Dataset items:
──────────────────────────────

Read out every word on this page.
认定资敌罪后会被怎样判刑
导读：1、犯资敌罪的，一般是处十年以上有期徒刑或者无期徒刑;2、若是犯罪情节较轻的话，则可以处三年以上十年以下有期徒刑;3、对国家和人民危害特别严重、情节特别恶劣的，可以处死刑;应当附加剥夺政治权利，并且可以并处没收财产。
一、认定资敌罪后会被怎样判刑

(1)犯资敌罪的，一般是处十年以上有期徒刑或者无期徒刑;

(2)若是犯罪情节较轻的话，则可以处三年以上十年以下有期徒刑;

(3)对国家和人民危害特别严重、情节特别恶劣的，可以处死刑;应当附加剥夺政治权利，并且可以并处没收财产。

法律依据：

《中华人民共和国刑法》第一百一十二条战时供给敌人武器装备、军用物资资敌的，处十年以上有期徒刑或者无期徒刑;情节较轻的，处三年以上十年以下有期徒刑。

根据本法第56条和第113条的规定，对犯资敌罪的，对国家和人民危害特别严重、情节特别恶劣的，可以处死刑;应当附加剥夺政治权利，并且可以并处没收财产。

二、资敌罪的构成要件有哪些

──────────────────────────────

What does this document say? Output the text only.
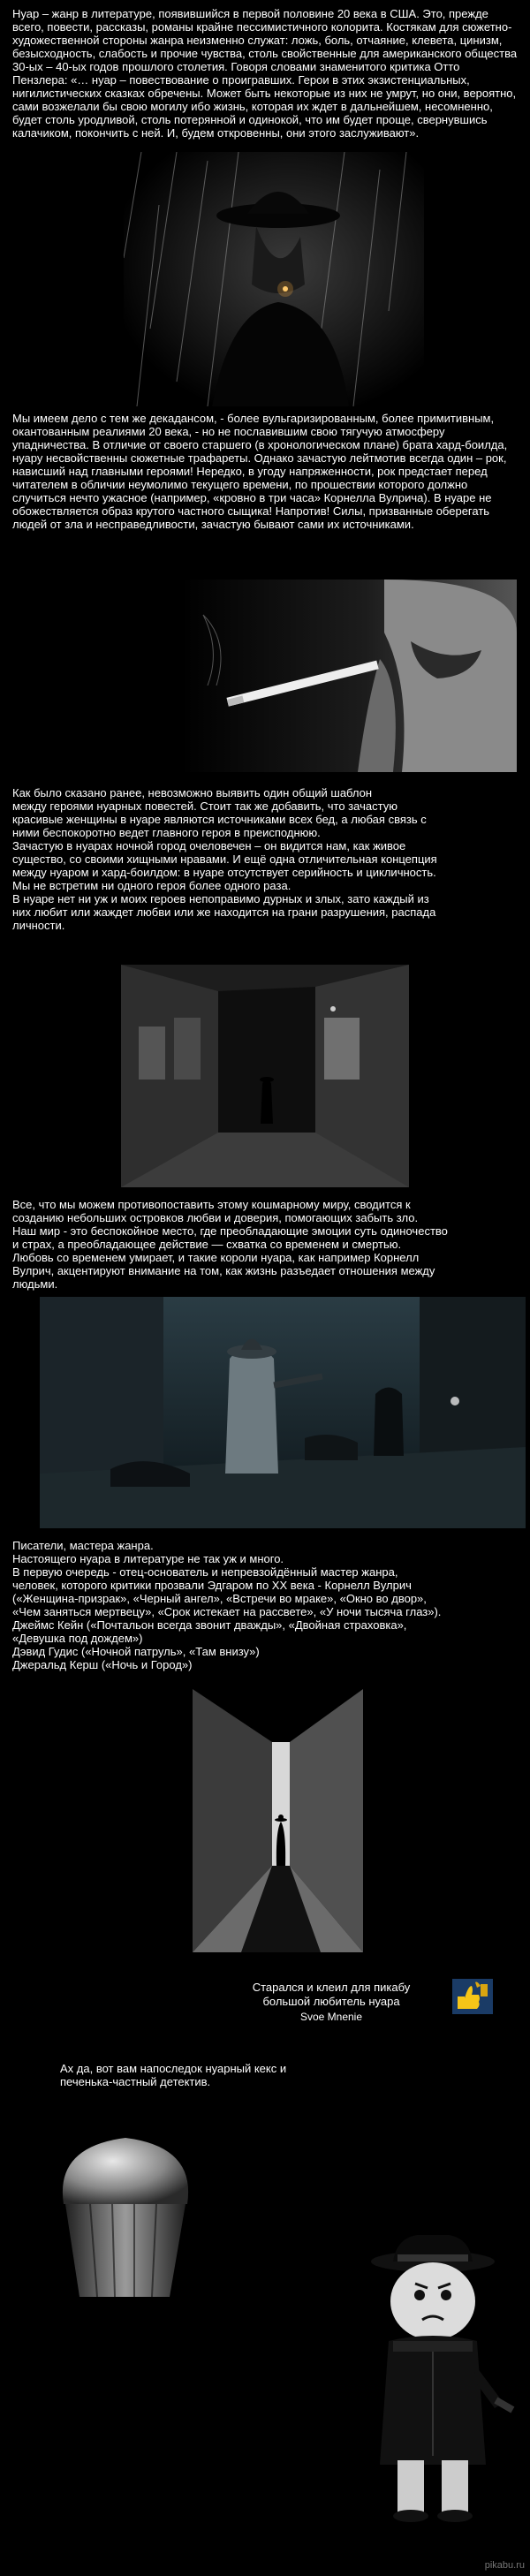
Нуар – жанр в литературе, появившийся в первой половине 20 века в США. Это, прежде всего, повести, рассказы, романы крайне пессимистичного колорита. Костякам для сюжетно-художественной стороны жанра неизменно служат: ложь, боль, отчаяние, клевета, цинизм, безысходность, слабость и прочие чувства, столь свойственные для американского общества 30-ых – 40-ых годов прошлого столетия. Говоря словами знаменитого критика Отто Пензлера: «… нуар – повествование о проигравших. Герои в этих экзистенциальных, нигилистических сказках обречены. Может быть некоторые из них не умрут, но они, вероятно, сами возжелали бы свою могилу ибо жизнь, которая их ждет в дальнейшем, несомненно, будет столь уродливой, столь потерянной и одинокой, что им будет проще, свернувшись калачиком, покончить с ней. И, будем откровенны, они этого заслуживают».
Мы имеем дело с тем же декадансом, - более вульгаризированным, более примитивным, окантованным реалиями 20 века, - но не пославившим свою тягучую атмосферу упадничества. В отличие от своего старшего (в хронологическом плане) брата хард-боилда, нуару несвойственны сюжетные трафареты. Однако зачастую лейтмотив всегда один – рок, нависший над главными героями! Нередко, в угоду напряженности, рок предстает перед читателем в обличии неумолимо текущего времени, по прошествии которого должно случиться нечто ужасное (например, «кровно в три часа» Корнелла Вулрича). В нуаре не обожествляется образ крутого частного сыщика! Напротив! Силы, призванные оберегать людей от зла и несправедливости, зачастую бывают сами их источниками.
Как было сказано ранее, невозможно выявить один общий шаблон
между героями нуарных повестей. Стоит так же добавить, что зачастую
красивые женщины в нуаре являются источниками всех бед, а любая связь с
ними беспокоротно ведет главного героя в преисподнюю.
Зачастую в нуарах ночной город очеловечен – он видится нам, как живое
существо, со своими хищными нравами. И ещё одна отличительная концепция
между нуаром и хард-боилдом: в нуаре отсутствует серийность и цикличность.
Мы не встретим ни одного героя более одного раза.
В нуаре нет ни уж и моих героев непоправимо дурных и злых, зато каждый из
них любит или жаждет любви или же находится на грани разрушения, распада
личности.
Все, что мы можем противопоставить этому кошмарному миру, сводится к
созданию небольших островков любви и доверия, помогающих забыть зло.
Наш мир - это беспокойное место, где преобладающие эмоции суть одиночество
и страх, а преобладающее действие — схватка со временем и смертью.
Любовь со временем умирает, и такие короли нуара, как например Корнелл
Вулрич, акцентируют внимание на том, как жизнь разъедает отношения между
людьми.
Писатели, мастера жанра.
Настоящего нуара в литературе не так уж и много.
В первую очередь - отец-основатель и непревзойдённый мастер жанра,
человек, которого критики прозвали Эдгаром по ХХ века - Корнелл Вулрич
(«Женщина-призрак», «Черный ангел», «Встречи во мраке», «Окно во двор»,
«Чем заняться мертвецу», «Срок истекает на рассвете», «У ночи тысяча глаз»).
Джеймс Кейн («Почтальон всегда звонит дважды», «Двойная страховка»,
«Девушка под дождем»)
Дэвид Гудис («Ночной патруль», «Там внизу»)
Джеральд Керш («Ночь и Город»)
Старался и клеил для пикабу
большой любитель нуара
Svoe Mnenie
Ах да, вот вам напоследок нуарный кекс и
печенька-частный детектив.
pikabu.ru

──────────────────────────────

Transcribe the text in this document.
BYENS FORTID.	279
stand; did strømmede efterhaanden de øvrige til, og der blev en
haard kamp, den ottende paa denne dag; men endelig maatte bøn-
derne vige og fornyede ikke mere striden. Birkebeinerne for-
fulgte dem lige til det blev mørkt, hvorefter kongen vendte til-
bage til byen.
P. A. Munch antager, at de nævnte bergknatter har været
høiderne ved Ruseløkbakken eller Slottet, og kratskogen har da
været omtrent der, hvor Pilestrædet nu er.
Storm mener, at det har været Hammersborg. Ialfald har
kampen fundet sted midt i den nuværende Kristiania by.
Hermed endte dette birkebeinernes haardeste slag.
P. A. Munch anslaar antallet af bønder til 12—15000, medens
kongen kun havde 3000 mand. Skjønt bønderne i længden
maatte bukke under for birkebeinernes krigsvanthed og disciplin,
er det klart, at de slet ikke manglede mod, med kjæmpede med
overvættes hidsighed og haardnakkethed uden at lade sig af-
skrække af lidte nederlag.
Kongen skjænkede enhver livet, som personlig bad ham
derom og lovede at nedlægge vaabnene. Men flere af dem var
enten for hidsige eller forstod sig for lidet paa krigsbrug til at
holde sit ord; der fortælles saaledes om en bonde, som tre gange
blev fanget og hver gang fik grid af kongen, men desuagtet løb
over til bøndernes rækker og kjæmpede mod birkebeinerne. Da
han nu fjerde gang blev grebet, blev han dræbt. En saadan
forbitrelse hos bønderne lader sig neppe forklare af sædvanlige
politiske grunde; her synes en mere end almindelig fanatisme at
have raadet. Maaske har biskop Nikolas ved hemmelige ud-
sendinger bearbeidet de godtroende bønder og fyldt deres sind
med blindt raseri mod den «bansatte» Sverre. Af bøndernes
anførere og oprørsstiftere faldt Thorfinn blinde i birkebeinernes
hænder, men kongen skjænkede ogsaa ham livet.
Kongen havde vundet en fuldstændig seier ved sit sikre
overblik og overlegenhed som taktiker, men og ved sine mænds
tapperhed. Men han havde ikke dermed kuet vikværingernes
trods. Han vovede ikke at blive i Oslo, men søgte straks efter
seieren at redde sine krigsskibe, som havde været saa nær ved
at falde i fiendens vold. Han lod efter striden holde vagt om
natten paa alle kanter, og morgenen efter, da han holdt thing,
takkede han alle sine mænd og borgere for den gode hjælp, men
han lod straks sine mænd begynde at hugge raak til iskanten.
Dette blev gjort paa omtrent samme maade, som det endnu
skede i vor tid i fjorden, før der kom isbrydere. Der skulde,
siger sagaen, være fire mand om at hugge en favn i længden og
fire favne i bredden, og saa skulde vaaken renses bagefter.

──────────────────────────────

[Direction] In the entries above, find lines with "kjæmpede" and copy each.

[Exercise result]
er det klart, at de slet ikke manglede mod, med kjæmpede med
over til bøndernes rækker og kjæmpede mod birkebeinerne. Da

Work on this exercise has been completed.